[start]

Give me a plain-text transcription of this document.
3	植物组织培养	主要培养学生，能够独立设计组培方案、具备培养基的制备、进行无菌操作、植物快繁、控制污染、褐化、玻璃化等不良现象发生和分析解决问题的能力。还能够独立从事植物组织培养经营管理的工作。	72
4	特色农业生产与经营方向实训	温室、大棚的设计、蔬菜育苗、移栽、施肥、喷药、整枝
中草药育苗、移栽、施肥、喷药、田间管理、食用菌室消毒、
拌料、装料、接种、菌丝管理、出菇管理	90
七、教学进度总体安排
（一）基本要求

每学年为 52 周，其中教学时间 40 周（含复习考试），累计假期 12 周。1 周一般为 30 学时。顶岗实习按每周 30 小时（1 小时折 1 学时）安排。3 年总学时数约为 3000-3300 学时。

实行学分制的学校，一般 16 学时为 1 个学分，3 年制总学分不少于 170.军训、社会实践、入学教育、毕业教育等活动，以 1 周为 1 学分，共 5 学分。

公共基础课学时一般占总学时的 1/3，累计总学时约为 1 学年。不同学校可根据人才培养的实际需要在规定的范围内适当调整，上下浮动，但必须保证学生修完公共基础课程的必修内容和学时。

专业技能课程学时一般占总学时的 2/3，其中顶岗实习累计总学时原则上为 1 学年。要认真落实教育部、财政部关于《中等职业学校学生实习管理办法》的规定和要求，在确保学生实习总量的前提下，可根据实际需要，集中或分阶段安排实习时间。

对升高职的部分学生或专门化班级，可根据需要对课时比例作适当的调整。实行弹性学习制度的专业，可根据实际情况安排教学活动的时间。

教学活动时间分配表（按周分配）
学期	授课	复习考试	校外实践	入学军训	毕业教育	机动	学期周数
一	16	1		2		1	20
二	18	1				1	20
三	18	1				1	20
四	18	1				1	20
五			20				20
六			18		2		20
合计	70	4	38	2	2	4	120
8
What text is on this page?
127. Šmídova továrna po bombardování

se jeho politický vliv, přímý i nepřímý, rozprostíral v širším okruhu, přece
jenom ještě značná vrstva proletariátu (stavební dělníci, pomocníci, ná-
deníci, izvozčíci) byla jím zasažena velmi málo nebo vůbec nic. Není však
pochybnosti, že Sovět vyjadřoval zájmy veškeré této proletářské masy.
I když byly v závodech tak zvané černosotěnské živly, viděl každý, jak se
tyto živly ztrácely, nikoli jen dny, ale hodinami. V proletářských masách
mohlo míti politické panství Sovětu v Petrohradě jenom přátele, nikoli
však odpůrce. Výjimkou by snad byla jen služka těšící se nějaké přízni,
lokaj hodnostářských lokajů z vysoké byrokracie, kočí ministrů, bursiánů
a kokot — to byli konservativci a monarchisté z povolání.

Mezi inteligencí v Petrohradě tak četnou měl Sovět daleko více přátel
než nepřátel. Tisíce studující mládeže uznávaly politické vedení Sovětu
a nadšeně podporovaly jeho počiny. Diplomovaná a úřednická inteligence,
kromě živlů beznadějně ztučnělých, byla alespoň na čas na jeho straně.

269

[end]

Reproduce every line of the material above exactly.

-- Solution --
Give me a plain-text transcription of this document.
3	植物组织培养	主要培养学生，能够独立设计组培方案、具备培养基的制备、进行无菌操作、植物快繁、控制污染、褐化、玻璃化等不良现象发生和分析解决问题的能力。还能够独立从事植物组织培养经营管理的工作。	72
4	特色农业生产与经营方向实训	温室、大棚的设计、蔬菜育苗、移栽、施肥、喷药、整枝
中草药育苗、移栽、施肥、喷药、田间管理、食用菌室消毒、
拌料、装料、接种、菌丝管理、出菇管理	90
七、教学进度总体安排
（一）基本要求

每学年为 52 周，其中教学时间 40 周（含复习考试），累计假期 12 周。1 周一般为 30 学时。顶岗实习按每周 30 小时（1 小时折 1 学时）安排。3 年总学时数约为 3000-3300 学时。

实行学分制的学校，一般 16 学时为 1 个学分，3 年制总学分不少于 170.军训、社会实践、入学教育、毕业教育等活动，以 1 周为 1 学分，共 5 学分。

公共基础课学时一般占总学时的 1/3，累计总学时约为 1 学年。不同学校可根据人才培养的实际需要在规定的范围内适当调整，上下浮动，但必须保证学生修完公共基础课程的必修内容和学时。

专业技能课程学时一般占总学时的 2/3，其中顶岗实习累计总学时原则上为 1 学年。要认真落实教育部、财政部关于《中等职业学校学生实习管理办法》的规定和要求，在确保学生实习总量的前提下，可根据实际需要，集中或分阶段安排实习时间。

对升高职的部分学生或专门化班级，可根据需要对课时比例作适当的调整。实行弹性学习制度的专业，可根据实际情况安排教学活动的时间。

教学活动时间分配表（按周分配）
学期	授课	复习考试	校外实践	入学军训	毕业教育	机动	学期周数
一	16	1		2		1	20
二	18	1				1	20
三	18	1				1	20
四	18	1				1	20
五			20				20
六			18		2		20
合计	70	4	38	2	2	4	120
8
What text is on this page?
127. Šmídova továrna po bombardování

se jeho politický vliv, přímý i nepřímý, rozprostíral v širším okruhu, přece
jenom ještě značná vrstva proletariátu (stavební dělníci, pomocníci, ná-
deníci, izvozčíci) byla jím zasažena velmi málo nebo vůbec nic. Není však
pochybnosti, že Sovět vyjadřoval zájmy veškeré této proletářské masy.
I když byly v závodech tak zvané černosotěnské živly, viděl každý, jak se
tyto živly ztrácely, nikoli jen dny, ale hodinami. V proletářských masách
mohlo míti politické panství Sovětu v Petrohradě jenom přátele, nikoli
však odpůrce. Výjimkou by snad byla jen služka těšící se nějaké přízni,
lokaj hodnostářských lokajů z vysoké byrokracie, kočí ministrů, bursiánů
a kokot — to byli konservativci a monarchisté z povolání.

Mezi inteligencí v Petrohradě tak četnou měl Sovět daleko více přátel
než nepřátel. Tisíce studující mládeže uznávaly politické vedení Sovětu
a nadšeně podporovaly jeho počiny. Diplomovaná a úřednická inteligence,
kromě živlů beznadějně ztučnělých, byla alespoň na čas na jeho straně.

269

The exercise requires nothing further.